Work to complete
Note each line where "frac" appears, and copy it.

-- Start Supplied records --

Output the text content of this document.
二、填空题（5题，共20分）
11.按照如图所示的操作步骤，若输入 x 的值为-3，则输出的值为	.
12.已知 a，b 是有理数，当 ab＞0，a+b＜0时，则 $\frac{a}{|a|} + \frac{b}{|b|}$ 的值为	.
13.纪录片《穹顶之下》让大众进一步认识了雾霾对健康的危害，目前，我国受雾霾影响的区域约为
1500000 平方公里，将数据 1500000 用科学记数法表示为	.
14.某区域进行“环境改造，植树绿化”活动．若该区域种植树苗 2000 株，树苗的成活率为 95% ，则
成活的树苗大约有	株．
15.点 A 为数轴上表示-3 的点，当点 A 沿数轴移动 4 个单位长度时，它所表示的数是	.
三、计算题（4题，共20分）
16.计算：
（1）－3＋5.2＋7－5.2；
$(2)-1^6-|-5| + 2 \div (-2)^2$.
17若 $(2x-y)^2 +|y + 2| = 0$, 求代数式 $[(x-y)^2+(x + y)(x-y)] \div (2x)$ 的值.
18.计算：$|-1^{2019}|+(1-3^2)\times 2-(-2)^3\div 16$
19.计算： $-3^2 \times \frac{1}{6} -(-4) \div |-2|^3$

-- End Supplied records --
-- Start Supplied records --

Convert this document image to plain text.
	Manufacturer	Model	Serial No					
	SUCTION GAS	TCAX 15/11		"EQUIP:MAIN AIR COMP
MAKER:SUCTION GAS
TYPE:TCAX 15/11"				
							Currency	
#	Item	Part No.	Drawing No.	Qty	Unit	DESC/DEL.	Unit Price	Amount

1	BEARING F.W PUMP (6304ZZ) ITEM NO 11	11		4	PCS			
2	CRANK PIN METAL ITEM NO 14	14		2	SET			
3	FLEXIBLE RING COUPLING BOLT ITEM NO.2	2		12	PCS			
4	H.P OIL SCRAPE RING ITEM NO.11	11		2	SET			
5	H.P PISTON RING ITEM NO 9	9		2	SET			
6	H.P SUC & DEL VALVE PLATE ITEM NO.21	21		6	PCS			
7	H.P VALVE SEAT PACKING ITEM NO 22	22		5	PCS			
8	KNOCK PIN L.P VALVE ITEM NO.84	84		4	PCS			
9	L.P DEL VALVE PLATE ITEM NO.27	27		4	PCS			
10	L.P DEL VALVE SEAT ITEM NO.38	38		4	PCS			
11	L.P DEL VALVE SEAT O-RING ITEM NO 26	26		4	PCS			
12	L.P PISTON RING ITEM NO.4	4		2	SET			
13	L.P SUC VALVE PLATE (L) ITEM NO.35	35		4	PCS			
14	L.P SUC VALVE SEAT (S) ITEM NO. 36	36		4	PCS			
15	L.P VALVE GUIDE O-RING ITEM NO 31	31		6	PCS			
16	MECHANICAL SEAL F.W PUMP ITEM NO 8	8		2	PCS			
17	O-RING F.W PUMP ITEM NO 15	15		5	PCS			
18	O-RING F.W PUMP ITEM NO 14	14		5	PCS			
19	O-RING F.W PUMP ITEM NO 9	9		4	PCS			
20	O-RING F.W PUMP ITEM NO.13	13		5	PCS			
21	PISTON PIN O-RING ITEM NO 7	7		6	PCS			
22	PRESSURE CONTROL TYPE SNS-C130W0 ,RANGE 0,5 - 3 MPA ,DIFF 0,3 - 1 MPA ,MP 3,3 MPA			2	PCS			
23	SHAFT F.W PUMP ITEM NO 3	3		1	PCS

-- End Supplied records --

Written response
12.已知 a，b 是有理数，当 ab＞0，a+b＜0时，则 $\frac{a}{|a|} + \frac{b}{|b|}$ 的值为	.
19.计算： $-3^2 \times \frac{1}{6} -(-4) \div |-2|^3$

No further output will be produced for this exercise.